#### [AIM]
Each line below should be reproduced without any alteration.

BEGIN RAW RECORDS

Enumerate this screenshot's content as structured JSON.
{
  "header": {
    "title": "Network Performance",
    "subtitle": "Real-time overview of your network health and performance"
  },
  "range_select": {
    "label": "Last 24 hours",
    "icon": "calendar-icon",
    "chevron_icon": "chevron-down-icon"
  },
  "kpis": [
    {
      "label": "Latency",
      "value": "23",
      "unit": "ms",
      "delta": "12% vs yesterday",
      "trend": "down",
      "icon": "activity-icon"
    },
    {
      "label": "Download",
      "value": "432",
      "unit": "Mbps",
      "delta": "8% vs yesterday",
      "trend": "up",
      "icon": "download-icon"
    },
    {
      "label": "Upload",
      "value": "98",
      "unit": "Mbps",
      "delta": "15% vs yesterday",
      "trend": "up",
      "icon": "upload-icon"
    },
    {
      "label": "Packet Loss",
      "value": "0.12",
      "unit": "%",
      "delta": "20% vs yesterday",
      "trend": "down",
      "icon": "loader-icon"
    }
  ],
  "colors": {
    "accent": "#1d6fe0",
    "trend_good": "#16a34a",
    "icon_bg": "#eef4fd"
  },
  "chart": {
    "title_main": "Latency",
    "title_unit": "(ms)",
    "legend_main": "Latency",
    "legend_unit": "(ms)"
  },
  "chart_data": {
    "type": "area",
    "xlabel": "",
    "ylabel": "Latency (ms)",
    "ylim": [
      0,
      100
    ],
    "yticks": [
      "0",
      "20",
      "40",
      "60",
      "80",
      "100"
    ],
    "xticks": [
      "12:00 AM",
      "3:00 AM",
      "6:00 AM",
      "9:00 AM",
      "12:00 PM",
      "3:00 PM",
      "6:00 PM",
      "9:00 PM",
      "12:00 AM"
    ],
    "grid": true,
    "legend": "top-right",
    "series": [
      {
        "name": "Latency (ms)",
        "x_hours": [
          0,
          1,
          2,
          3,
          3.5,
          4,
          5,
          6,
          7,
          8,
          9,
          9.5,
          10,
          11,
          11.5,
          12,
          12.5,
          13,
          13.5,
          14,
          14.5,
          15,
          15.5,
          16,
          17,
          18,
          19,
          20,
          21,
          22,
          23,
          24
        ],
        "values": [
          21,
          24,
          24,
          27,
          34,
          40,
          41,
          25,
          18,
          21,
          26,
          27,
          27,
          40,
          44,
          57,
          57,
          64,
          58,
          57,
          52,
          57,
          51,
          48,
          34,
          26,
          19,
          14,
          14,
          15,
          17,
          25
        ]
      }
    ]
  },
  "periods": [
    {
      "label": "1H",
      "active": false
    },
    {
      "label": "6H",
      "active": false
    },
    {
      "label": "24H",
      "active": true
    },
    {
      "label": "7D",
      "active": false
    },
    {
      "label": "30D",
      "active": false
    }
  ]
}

END RAW RECORDS

#### [EXERCISE SOLUTION]
Enumerate this screenshot's content as structured JSON.
{
  "header": {
    "title": "Network Performance",
    "subtitle": "Real-time overview of your network health and performance"
  },
  "range_select": {
    "label": "Last 24 hours",
    "icon": "calendar-icon",
    "chevron_icon": "chevron-down-icon"
  },
  "kpis": [
    {
      "label": "Latency",
      "value": "23",
      "unit": "ms",
      "delta": "12% vs yesterday",
      "trend": "down",
      "icon": "activity-icon"
    },
    {
      "label": "Download",
      "value": "432",
      "unit": "Mbps",
      "delta": "8% vs yesterday",
      "trend": "up",
      "icon": "download-icon"
    },
    {
      "label": "Upload",
      "value": "98",
      "unit": "Mbps",
      "delta": "15% vs yesterday",
      "trend": "up",
      "icon": "upload-icon"
    },
    {
      "label": "Packet Loss",
      "value": "0.12",
      "unit": "%",
      "delta": "20% vs yesterday",
      "trend": "down",
      "icon": "loader-icon"
    }
  ],
  "colors": {
    "accent": "#1d6fe0",
    "trend_good": "#16a34a",
    "icon_bg": "#eef4fd"
  },
  "chart": {
    "title_main": "Latency",
    "title_unit": "(ms)",
    "legend_main": "Latency",
    "legend_unit": "(ms)"
  },
  "chart_data": {
    "type": "area",
    "xlabel": "",
    "ylabel": "Latency (ms)",
    "ylim": [
      0,
      100
    ],
    "yticks": [
      "0",
      "20",
      "40",
      "60",
      "80",
      "100"
    ],
    "xticks": [
      "12:00 AM",
      "3:00 AM",
      "6:00 AM",
      "9:00 AM",
      "12:00 PM",
      "3:00 PM",
      "6:00 PM",
      "9:00 PM",
      "12:00 AM"
    ],
    "grid": true,
    "legend": "top-right",
    "series": [
      {
        "name": "Latency (ms)",
        "x_hours": [
          0,
          1,
          2,
          3,
          3.5,
          4,
          5,
          6,
          7,
          8,
          9,
          9.5,
          10,
          11,
          11.5,
          12,
          12.5,
          13,
          13.5,
          14,
          14.5,
          15,
          15.5,
          16,
          17,
          18,
          19,
          20,
          21,
          22,
          23,
          24
        ],
        "values": [
          21,
          24,
          24,
          27,
          34,
          40,
          41,
          25,
          18,
          21,
          26,
          27,
          27,
          40,
          44,
          57,
          57,
          64,
          58,
          57,
          52,
          57,
          51,
          48,
          34,
          26,
          19,
          14,
          14,
          15,
          17,
          25
        ]
      }
    ]
  },
  "periods": [
    {
      "label": "1H",
      "active": false
    },
    {
      "label": "6H",
      "active": false
    },
    {
      "label": "24H",
      "active": true
    },
    {
      "label": "7D",
      "active": false
    },
    {
      "label": "30D",
      "active": false
    }
  ]
}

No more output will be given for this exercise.